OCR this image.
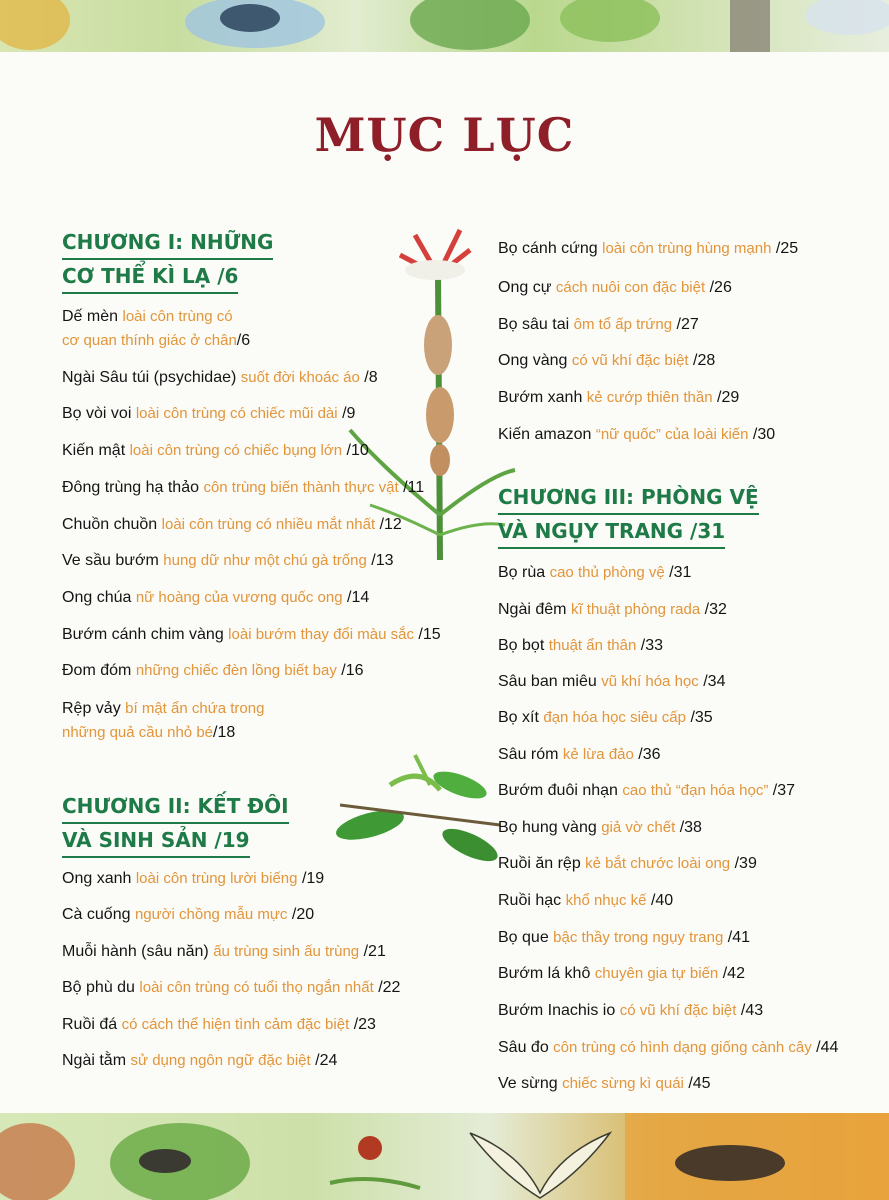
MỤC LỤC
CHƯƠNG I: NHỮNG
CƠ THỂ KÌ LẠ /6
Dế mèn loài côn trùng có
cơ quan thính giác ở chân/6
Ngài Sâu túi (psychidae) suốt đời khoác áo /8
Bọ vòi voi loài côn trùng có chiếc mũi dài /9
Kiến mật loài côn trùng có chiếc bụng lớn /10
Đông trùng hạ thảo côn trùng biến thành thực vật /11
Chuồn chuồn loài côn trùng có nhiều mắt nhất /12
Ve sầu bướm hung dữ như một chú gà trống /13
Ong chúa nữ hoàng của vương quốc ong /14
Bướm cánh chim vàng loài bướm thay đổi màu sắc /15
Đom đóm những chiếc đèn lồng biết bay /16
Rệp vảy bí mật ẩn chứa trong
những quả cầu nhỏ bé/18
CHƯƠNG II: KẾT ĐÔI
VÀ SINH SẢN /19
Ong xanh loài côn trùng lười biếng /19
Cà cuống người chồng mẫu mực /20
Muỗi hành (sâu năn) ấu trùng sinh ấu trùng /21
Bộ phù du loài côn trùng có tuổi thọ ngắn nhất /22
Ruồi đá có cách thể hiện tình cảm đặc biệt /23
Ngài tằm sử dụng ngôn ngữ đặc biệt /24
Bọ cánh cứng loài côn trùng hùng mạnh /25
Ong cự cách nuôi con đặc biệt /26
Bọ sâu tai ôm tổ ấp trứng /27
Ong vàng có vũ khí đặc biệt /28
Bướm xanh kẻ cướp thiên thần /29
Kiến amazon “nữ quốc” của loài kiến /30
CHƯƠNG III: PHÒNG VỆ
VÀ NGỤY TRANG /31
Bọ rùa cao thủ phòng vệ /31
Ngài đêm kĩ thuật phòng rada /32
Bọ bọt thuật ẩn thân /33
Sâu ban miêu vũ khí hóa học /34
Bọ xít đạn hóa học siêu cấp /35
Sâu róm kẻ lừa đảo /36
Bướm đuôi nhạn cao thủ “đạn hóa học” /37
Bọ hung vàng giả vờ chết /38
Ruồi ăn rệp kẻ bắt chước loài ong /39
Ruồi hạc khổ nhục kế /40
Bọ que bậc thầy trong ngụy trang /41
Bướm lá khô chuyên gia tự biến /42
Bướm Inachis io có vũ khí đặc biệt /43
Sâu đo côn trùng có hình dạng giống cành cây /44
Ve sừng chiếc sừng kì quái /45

* * *

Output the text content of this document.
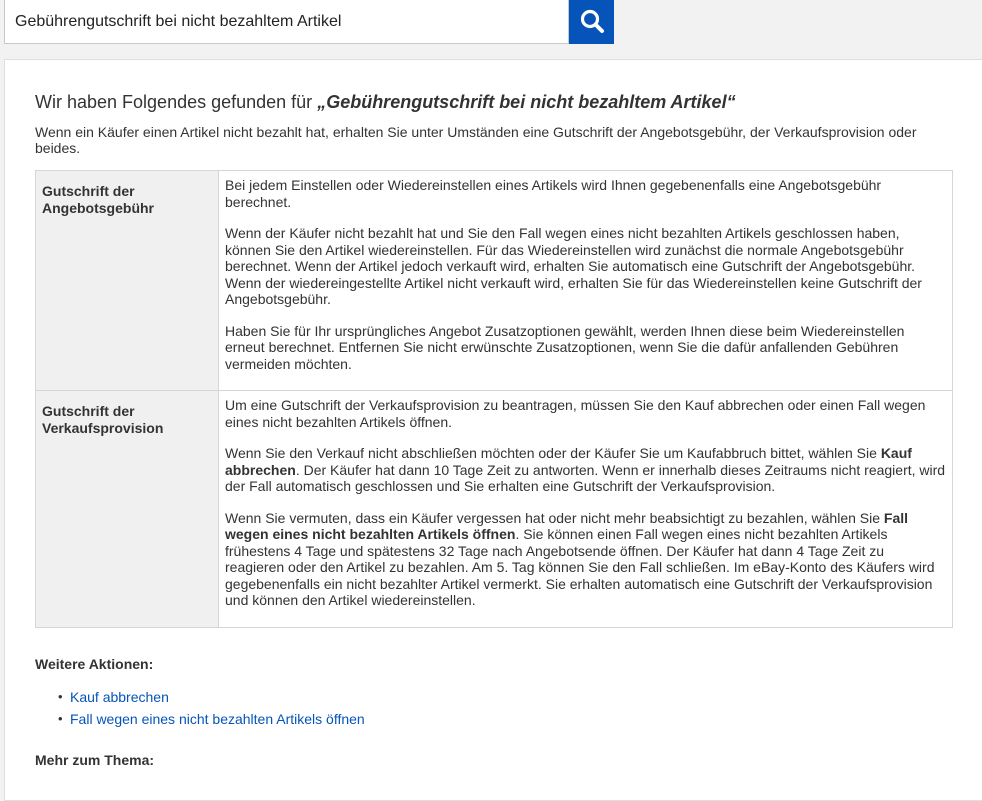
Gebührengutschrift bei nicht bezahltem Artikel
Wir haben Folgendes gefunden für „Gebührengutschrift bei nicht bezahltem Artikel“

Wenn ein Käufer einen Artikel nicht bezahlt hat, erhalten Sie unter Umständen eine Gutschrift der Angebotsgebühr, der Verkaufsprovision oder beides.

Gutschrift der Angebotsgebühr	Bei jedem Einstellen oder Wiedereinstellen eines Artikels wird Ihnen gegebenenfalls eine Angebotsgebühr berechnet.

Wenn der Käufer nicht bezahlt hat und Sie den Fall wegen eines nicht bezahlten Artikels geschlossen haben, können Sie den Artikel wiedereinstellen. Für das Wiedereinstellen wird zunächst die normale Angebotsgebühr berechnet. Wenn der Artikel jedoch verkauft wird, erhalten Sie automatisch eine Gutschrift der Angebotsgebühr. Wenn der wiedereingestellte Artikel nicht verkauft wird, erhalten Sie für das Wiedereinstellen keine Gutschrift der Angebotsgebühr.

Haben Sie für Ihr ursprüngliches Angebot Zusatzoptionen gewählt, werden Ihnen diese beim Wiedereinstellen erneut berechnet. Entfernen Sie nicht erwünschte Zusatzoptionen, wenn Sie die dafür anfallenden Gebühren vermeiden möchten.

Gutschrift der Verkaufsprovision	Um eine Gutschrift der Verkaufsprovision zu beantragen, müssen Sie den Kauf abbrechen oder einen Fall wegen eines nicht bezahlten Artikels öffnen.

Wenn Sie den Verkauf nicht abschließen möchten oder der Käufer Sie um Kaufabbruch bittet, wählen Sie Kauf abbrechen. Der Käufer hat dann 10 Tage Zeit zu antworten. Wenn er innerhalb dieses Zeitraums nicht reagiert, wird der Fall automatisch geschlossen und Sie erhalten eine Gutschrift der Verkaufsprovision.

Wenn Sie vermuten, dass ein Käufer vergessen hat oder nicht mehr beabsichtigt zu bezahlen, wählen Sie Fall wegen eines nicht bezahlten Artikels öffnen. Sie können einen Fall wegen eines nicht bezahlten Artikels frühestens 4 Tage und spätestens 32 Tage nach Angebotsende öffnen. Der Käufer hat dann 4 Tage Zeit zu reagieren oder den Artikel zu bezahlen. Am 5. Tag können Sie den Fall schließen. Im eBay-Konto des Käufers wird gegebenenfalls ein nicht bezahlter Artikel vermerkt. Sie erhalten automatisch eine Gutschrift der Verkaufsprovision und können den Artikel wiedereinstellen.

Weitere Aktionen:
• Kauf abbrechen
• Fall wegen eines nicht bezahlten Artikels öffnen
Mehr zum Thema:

* * *

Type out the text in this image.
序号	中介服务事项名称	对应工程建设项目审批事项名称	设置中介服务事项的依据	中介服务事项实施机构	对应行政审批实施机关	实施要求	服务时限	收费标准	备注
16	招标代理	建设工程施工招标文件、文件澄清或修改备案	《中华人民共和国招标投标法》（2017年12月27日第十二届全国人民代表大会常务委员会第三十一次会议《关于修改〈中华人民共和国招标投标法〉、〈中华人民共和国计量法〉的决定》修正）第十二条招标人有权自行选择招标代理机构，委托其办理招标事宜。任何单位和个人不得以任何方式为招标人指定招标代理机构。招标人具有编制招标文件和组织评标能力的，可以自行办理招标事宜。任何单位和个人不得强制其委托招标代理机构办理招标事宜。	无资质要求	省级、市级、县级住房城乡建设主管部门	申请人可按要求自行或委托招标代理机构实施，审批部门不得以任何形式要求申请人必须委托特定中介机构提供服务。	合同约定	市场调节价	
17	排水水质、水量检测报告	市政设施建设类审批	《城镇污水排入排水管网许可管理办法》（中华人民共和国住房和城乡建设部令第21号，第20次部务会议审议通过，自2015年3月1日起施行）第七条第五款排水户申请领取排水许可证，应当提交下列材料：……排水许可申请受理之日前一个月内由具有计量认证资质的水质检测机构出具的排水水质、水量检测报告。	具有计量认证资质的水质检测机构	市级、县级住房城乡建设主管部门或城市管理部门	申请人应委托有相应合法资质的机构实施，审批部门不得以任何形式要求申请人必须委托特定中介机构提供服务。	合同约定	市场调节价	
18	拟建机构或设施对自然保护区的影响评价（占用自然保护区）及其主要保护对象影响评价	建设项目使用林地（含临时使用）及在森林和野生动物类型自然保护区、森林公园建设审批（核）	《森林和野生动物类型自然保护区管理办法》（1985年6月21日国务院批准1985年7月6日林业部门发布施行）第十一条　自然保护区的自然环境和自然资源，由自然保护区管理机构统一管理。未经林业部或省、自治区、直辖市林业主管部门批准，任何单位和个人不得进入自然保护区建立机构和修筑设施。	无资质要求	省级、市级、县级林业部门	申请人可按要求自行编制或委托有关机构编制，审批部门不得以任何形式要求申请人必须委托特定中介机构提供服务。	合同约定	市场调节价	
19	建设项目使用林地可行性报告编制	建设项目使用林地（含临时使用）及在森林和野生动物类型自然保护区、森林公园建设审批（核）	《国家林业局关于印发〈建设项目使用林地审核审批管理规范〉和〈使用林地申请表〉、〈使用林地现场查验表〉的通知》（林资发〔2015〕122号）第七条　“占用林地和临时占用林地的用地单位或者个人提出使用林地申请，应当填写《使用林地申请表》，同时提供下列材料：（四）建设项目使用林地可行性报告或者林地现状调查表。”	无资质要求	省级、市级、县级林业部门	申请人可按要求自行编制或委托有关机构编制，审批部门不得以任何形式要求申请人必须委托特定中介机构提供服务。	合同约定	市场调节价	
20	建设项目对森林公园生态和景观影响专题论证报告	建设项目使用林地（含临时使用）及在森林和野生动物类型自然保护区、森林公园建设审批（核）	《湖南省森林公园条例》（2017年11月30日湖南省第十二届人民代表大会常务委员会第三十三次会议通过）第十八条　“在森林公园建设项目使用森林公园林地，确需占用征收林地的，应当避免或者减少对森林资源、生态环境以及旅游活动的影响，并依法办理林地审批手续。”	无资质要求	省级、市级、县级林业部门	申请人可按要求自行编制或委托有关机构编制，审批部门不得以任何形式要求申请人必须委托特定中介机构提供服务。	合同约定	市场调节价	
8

* * *

_Written request:_ Return, from the data, each line that has the word "berechnet" in it.

_Result:_
Gutschrift der Angebotsgebühr	Bei jedem Einstellen oder Wiedereinstellen eines Artikels wird Ihnen gegebenenfalls eine Angebotsgebühr berechnet.
Wenn der Käufer nicht bezahlt hat und Sie den Fall wegen eines nicht bezahlten Artikels geschlossen haben, können Sie den Artikel wiedereinstellen. Für das Wiedereinstellen wird zunächst die normale Angebotsgebühr berechnet. Wenn der Artikel jedoch verkauft wird, erhalten Sie automatisch eine Gutschrift der Angebotsgebühr. Wenn der wiedereingestellte Artikel nicht verkauft wird, erhalten Sie für das Wiedereinstellen keine Gutschrift der Angebotsgebühr.
Haben Sie für Ihr ursprüngliches Angebot Zusatzoptionen gewählt, werden Ihnen diese beim Wiedereinstellen erneut berechnet. Entfernen Sie nicht erwünschte Zusatzoptionen, wenn Sie die dafür anfallenden Gebühren vermeiden möchten.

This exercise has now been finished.